Every line of the data that contains the string "user" must be copied.
--------
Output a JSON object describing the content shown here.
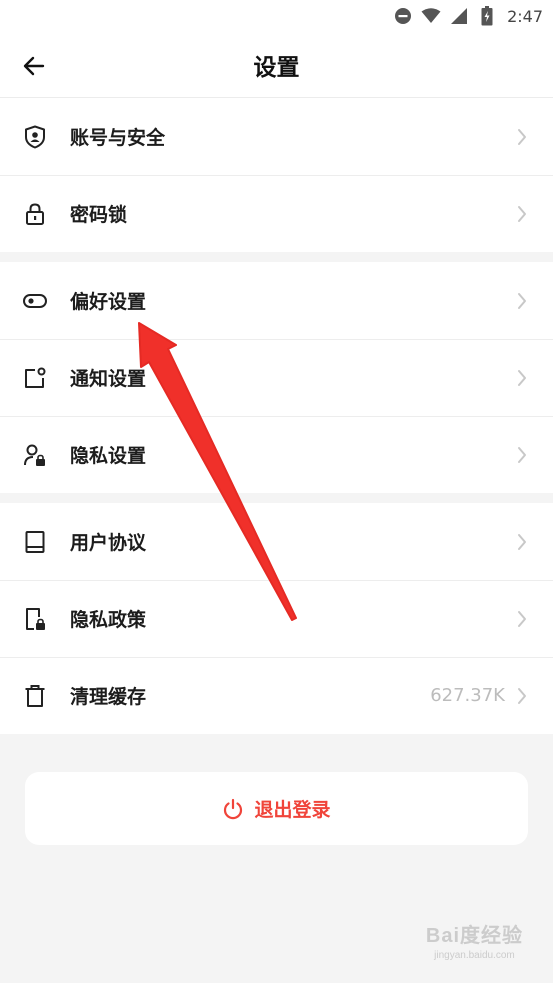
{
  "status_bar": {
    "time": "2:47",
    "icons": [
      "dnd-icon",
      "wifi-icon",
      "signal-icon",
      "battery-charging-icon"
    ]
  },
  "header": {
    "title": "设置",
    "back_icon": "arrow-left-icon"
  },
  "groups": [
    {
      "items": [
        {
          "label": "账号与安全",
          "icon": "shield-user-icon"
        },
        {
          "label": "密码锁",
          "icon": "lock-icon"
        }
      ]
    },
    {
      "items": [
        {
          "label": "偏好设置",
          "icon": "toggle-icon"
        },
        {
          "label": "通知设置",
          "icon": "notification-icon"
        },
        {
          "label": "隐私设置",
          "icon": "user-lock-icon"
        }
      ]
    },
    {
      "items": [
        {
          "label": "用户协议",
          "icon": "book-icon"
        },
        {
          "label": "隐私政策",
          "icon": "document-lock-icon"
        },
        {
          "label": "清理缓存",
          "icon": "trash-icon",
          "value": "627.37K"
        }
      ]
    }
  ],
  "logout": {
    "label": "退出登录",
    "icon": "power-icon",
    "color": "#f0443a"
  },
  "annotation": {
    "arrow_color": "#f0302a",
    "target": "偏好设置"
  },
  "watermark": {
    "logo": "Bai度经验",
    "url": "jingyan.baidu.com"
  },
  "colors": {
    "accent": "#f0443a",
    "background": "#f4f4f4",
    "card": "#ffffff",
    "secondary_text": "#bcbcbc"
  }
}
--------
ANSWER FOR THIS EXERCISE »
          "icon": "shield-user-icon"
          "icon": "user-lock-icon"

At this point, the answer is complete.